# Do this
Pull every "JSON" line out of the data below.

[Data entries for graphics]
--- BEGIN ---
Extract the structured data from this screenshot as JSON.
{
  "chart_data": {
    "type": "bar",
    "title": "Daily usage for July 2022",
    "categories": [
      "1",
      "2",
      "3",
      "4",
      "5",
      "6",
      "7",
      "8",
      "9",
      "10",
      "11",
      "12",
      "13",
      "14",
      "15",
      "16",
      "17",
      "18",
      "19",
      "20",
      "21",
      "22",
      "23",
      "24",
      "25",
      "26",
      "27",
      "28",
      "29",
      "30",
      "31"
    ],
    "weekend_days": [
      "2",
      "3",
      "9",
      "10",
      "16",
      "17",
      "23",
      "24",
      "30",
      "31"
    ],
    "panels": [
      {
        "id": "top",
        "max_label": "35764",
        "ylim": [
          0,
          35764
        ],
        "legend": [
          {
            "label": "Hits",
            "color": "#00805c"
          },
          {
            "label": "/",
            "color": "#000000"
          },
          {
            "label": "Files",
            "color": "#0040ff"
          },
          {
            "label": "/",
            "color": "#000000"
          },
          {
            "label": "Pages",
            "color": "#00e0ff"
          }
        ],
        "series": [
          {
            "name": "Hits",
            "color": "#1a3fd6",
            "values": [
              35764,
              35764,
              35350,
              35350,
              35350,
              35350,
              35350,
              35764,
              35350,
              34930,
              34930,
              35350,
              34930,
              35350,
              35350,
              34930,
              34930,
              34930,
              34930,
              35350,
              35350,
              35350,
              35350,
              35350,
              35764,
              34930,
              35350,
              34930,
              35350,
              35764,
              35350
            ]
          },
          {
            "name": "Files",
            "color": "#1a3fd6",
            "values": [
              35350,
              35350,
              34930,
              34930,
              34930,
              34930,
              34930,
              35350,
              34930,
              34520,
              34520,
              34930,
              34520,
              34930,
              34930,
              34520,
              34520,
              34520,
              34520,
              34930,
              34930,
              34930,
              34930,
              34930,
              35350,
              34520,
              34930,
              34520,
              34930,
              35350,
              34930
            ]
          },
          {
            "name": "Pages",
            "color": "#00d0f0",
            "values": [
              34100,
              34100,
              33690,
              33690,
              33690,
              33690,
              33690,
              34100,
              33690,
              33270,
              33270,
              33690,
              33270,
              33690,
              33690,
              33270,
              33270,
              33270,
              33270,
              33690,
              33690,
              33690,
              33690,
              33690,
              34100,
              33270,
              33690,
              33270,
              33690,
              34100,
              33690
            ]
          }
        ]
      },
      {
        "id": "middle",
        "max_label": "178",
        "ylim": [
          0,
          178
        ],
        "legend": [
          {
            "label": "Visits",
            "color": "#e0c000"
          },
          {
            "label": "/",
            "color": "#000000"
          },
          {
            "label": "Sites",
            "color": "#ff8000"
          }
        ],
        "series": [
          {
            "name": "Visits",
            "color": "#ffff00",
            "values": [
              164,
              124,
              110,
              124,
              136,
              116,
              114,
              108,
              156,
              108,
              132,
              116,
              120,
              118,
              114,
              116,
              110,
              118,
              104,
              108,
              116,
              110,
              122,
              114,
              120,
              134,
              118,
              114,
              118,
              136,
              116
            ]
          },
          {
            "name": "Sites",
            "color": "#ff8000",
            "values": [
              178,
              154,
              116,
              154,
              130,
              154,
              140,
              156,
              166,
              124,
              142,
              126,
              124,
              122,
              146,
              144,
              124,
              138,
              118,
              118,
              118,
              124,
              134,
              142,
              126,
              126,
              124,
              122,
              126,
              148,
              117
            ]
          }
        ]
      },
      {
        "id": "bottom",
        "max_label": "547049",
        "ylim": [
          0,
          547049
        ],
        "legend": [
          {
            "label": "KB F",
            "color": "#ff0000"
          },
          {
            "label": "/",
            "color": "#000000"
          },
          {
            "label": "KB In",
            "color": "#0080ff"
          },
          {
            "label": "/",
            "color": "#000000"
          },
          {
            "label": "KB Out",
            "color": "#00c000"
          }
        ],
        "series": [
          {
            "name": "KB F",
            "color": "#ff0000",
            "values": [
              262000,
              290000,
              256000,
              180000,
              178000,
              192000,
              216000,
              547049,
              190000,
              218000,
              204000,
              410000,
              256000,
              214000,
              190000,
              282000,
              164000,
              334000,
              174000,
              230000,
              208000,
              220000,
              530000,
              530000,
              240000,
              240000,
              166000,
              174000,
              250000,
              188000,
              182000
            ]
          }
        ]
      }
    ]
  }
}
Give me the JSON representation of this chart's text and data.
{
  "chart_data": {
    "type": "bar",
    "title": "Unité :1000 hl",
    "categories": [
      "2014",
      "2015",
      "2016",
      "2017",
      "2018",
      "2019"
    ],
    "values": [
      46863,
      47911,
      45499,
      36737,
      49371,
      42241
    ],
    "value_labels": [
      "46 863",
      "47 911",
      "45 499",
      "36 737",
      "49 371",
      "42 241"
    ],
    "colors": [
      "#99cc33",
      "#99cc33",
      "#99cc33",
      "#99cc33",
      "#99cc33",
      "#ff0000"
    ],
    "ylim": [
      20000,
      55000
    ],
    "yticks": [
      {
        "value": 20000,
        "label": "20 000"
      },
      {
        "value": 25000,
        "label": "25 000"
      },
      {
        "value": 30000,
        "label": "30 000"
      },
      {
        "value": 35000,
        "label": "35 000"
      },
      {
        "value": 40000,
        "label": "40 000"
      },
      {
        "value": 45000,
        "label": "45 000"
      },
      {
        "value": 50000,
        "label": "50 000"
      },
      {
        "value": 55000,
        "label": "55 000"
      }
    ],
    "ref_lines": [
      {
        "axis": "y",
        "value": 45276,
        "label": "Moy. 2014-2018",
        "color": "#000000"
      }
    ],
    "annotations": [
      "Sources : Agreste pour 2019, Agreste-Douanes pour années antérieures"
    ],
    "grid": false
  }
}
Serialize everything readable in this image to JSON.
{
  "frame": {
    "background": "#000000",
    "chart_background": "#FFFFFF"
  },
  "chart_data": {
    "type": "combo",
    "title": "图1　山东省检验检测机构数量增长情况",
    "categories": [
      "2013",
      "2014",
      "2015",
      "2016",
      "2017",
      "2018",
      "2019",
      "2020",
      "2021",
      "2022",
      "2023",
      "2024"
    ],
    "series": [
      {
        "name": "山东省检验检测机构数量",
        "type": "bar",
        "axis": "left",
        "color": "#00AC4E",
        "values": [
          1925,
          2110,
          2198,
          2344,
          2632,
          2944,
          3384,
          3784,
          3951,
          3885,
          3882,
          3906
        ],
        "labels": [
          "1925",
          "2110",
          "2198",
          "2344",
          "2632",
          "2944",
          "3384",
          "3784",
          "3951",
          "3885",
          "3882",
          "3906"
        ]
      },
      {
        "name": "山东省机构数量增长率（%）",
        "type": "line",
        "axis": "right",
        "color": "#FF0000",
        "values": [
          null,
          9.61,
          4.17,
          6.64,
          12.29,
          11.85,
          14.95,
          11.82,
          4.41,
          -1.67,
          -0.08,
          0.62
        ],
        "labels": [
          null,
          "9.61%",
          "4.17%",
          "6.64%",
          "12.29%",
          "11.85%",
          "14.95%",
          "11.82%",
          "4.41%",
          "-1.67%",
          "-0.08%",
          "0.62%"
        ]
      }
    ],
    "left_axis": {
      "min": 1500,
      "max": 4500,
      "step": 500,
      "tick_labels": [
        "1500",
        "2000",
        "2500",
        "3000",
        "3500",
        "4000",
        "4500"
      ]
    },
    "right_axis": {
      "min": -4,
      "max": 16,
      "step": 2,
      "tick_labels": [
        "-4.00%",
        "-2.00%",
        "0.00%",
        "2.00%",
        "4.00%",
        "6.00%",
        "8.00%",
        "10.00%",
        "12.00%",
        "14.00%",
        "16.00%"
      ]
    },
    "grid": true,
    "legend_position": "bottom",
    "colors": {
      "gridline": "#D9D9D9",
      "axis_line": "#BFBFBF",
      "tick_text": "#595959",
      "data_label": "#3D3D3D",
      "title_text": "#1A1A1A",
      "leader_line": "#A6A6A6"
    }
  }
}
--- END ---
# Answer for this exercise
Extract the structured data from this screenshot as JSON.
Give me the JSON representation of this chart's text and data.
Serialize everything readable in this image to JSON.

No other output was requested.